***** Data listing

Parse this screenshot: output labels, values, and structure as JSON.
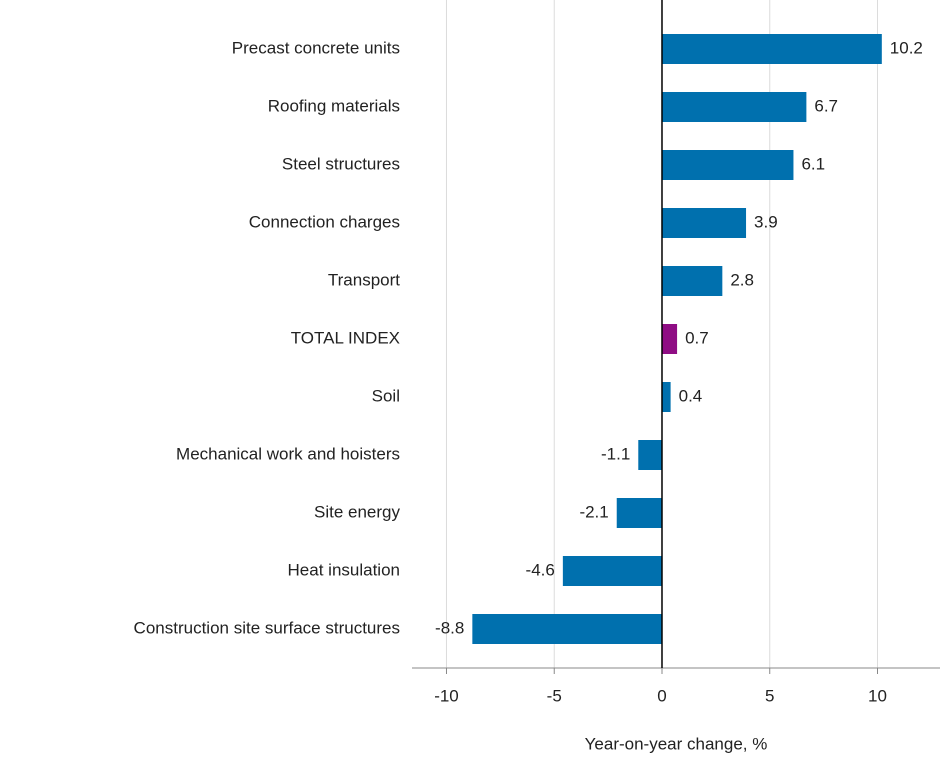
{
  "chart_data": {
    "type": "bar",
    "orientation": "horizontal",
    "x_label": "Year-on-year change, %",
    "categories": [
      "Precast concrete units",
      "Roofing materials",
      "Steel structures",
      "Connection charges",
      "Transport",
      "TOTAL INDEX",
      "Soil",
      "Mechanical work and hoisters",
      "Site energy",
      "Heat insulation",
      "Construction site surface structures"
    ],
    "values": [
      10.2,
      6.7,
      6.1,
      3.9,
      2.8,
      0.7,
      0.4,
      -1.1,
      -2.1,
      -4.6,
      -8.8
    ],
    "colors": [
      "#0070ae",
      "#0070ae",
      "#0070ae",
      "#0070ae",
      "#0070ae",
      "#8f0d84",
      "#0070ae",
      "#0070ae",
      "#0070ae",
      "#0070ae",
      "#0070ae"
    ],
    "xlim": [
      -11.6,
      12.9
    ],
    "xticks": [
      -10,
      -5,
      0,
      5,
      10
    ],
    "grid": true
  }
}
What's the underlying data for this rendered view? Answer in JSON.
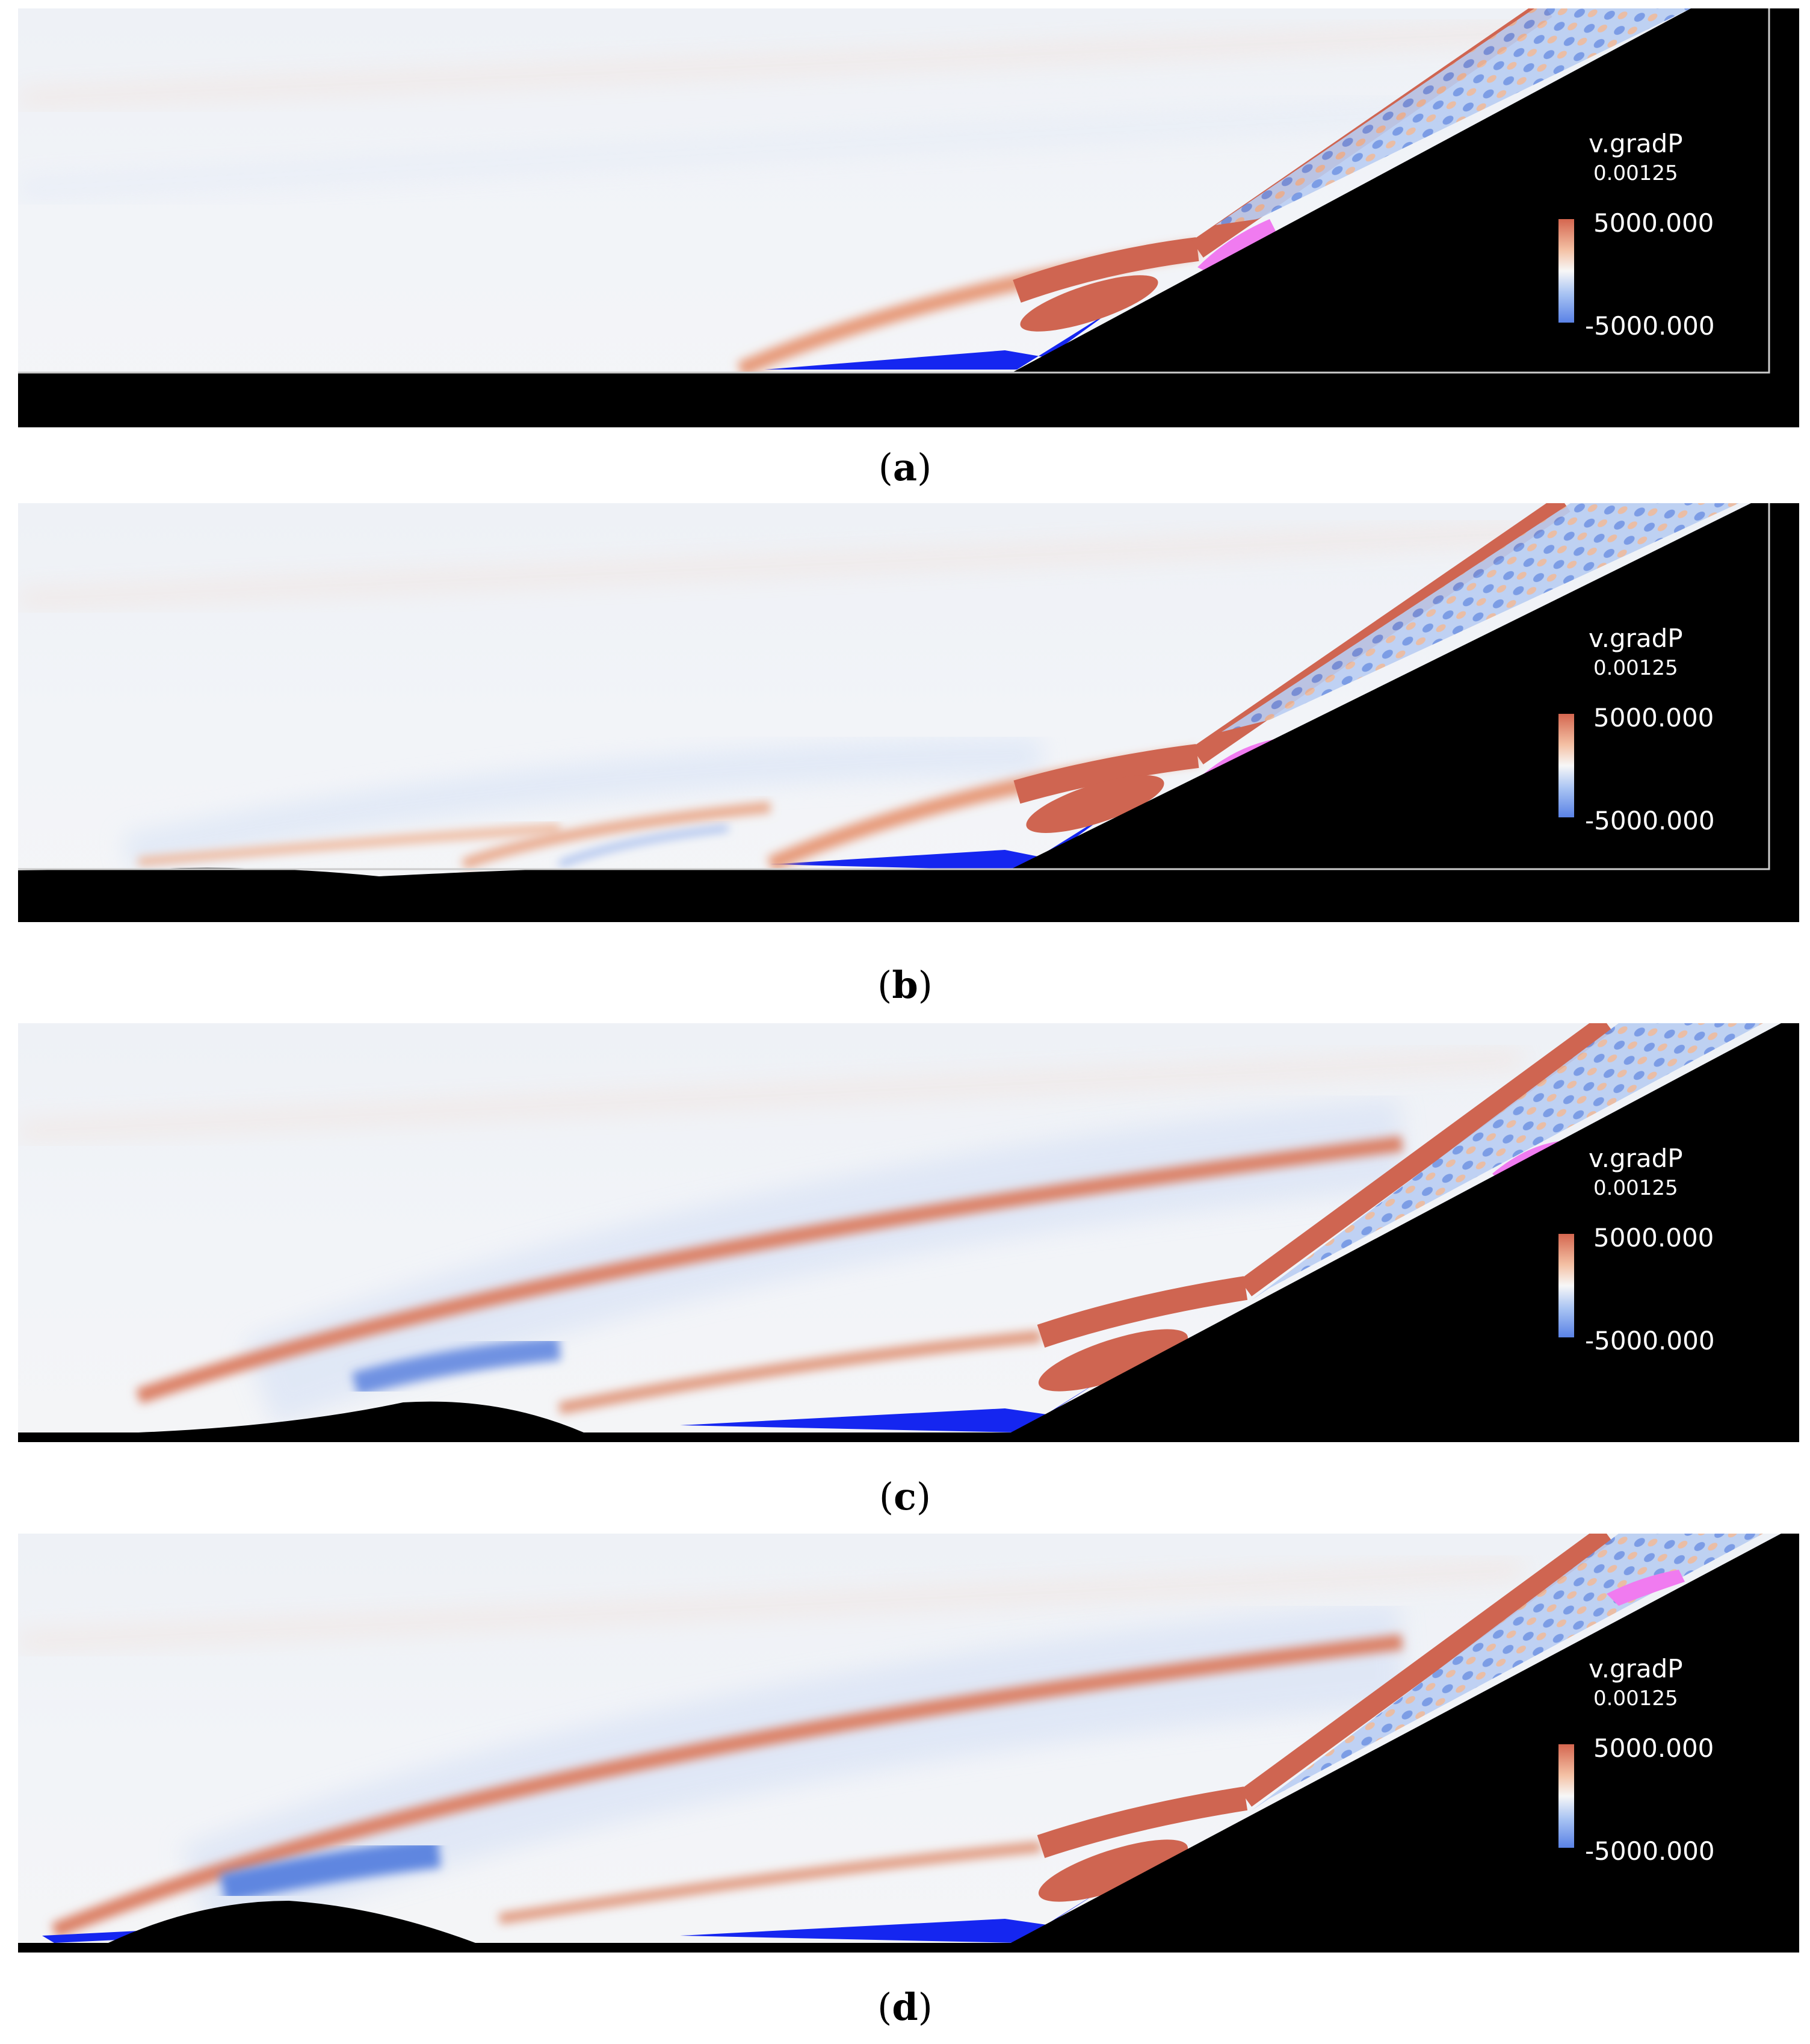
{
  "figure": {
    "panels": [
      {
        "caption": "a",
        "legend": {
          "variable": "v.gradP",
          "time": "0.00125",
          "max": "5000.000",
          "min": "-5000.000"
        },
        "color_scale": {
          "high": "#d4664f",
          "low": "#5a82e6",
          "mid": "#f7f7f7"
        }
      },
      {
        "caption": "b",
        "legend": {
          "variable": "v.gradP",
          "time": "0.00125",
          "max": "5000.000",
          "min": "-5000.000"
        },
        "color_scale": {
          "high": "#d4664f",
          "low": "#5a82e6",
          "mid": "#f7f7f7"
        }
      },
      {
        "caption": "c",
        "legend": {
          "variable": "v.gradP",
          "time": "0.00125",
          "max": "5000.000",
          "min": "-5000.000"
        },
        "color_scale": {
          "high": "#d4664f",
          "low": "#5a82e6",
          "mid": "#f7f7f7"
        }
      },
      {
        "caption": "d",
        "legend": {
          "variable": "v.gradP",
          "time": "0.00125",
          "max": "5000.000",
          "min": "-5000.000"
        },
        "color_scale": {
          "high": "#d4664f",
          "low": "#5a82e6",
          "mid": "#f7f7f7"
        }
      }
    ]
  }
}
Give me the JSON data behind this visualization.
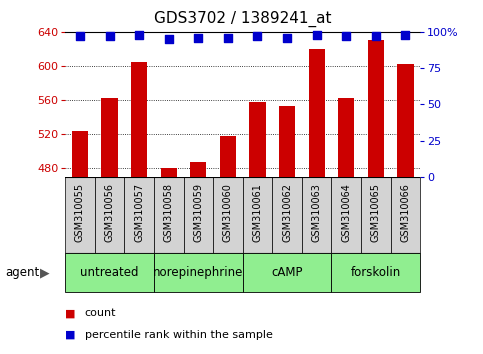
{
  "title": "GDS3702 / 1389241_at",
  "samples": [
    "GSM310055",
    "GSM310056",
    "GSM310057",
    "GSM310058",
    "GSM310059",
    "GSM310060",
    "GSM310061",
    "GSM310062",
    "GSM310063",
    "GSM310064",
    "GSM310065",
    "GSM310066"
  ],
  "counts": [
    524,
    563,
    605,
    480,
    488,
    518,
    558,
    553,
    620,
    563,
    630,
    602
  ],
  "percentile_ranks": [
    97,
    97,
    98,
    95,
    96,
    96,
    97,
    96,
    98,
    97,
    97,
    98
  ],
  "ylim_left": [
    470,
    640
  ],
  "ylim_right": [
    0,
    100
  ],
  "yticks_left": [
    480,
    520,
    560,
    600,
    640
  ],
  "yticks_right": [
    0,
    25,
    50,
    75,
    100
  ],
  "bar_color": "#cc0000",
  "dot_color": "#0000cc",
  "bar_width": 0.55,
  "agent_groups": [
    {
      "label": "untreated",
      "start": 0,
      "end": 3
    },
    {
      "label": "norepinephrine",
      "start": 3,
      "end": 6
    },
    {
      "label": "cAMP",
      "start": 6,
      "end": 9
    },
    {
      "label": "forskolin",
      "start": 9,
      "end": 12
    }
  ],
  "agent_bg_color": "#90ee90",
  "sample_bg_color": "#d3d3d3",
  "grid_color": "black",
  "grid_linestyle": ":",
  "legend_count_color": "#cc0000",
  "legend_pct_color": "#0000cc",
  "title_fontsize": 11,
  "tick_fontsize": 8,
  "dot_size": 35
}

**********

## What to do
Pictures excluded, quote all the data above exactly.

## Written solution
Parse this screenshot: output labels, values, and structure as JSON.
{
  "chart_data": {
    "type": "bar",
    "orientation": "horizontal",
    "x_label": "Year-on-year change, %",
    "categories": [
      "Precast concrete units",
      "Roofing materials",
      "Steel structures",
      "Connection charges",
      "Transport",
      "TOTAL INDEX",
      "Soil",
      "Mechanical work and hoisters",
      "Site energy",
      "Heat insulation",
      "Construction site surface structures"
    ],
    "values": [
      10.2,
      6.7,
      6.1,
      3.9,
      2.8,
      0.7,
      0.4,
      -1.1,
      -2.1,
      -4.6,
      -8.8
    ],
    "colors": [
      "#0070ae",
      "#0070ae",
      "#0070ae",
      "#0070ae",
      "#0070ae",
      "#8f0d84",
      "#0070ae",
      "#0070ae",
      "#0070ae",
      "#0070ae",
      "#0070ae"
    ],
    "xlim": [
      -11.6,
      12.9
    ],
    "xticks": [
      -10,
      -5,
      0,
      5,
      10
    ],
    "grid": true
  }
}
What's the underlying data for this rendered view? Answer in JSON.
{
  "figure": {
    "panels": [
      {
        "caption": "a",
        "legend": {
          "variable": "v.gradP",
          "time": "0.00125",
          "max": "5000.000",
          "min": "-5000.000"
        },
        "color_scale": {
          "high": "#d4664f",
          "low": "#5a82e6",
          "mid": "#f7f7f7"
        }
      },
      {
        "caption": "b",
        "legend": {
          "variable": "v.gradP",
          "time": "0.00125",
          "max": "5000.000",
          "min": "-5000.000"
        },
        "color_scale": {
          "high": "#d4664f",
          "low": "#5a82e6",
          "mid": "#f7f7f7"
        }
      },
      {
        "caption": "c",
        "legend": {
          "variable": "v.gradP",
          "time": "0.00125",
          "max": "5000.000",
          "min": "-5000.000"
        },
        "color_scale": {
          "high": "#d4664f",
          "low": "#5a82e6",
          "mid": "#f7f7f7"
        }
      },
      {
        "caption": "d",
        "legend": {
          "variable": "v.gradP",
          "time": "0.00125",
          "max": "5000.000",
          "min": "-5000.000"
        },
        "color_scale": {
          "high": "#d4664f",
          "low": "#5a82e6",
          "mid": "#f7f7f7"
        }
      }
    ]
  }
}
Give me the JSON data behind this visualization.
{
  "title": "GDS3702 / 1389241_at",
  "samples": [
    "GSM310055",
    "GSM310056",
    "GSM310057",
    "GSM310058",
    "GSM310059",
    "GSM310060",
    "GSM310061",
    "GSM310062",
    "GSM310063",
    "GSM310064",
    "GSM310065",
    "GSM310066"
  ],
  "counts": [
    524,
    563,
    605,
    480,
    488,
    518,
    558,
    553,
    620,
    563,
    630,
    602
  ],
  "percentile_ranks": [
    97,
    97,
    98,
    95,
    96,
    96,
    97,
    96,
    98,
    97,
    97,
    98
  ],
  "ylim_left": [
    470,
    640
  ],
  "ylim_right": [
    0,
    100
  ],
  "yticks_left": [
    480,
    520,
    560,
    600,
    640
  ],
  "yticks_right": [
    0,
    25,
    50,
    75,
    100
  ],
  "bar_color": "#cc0000",
  "dot_color": "#0000cc",
  "bar_width": 0.55,
  "agent_groups": [
    {
      "label": "untreated",
      "start": 0,
      "end": 3
    },
    {
      "label": "norepinephrine",
      "start": 3,
      "end": 6
    },
    {
      "label": "cAMP",
      "start": 6,
      "end": 9
    },
    {
      "label": "forskolin",
      "start": 9,
      "end": 12
    }
  ],
  "agent_bg_color": "#90ee90",
  "sample_bg_color": "#d3d3d3",
  "grid_color": "black",
  "grid_linestyle": ":",
  "legend_count_color": "#cc0000",
  "legend_pct_color": "#0000cc",
  "title_fontsize": 11,
  "tick_fontsize": 8,
  "dot_size": 35
}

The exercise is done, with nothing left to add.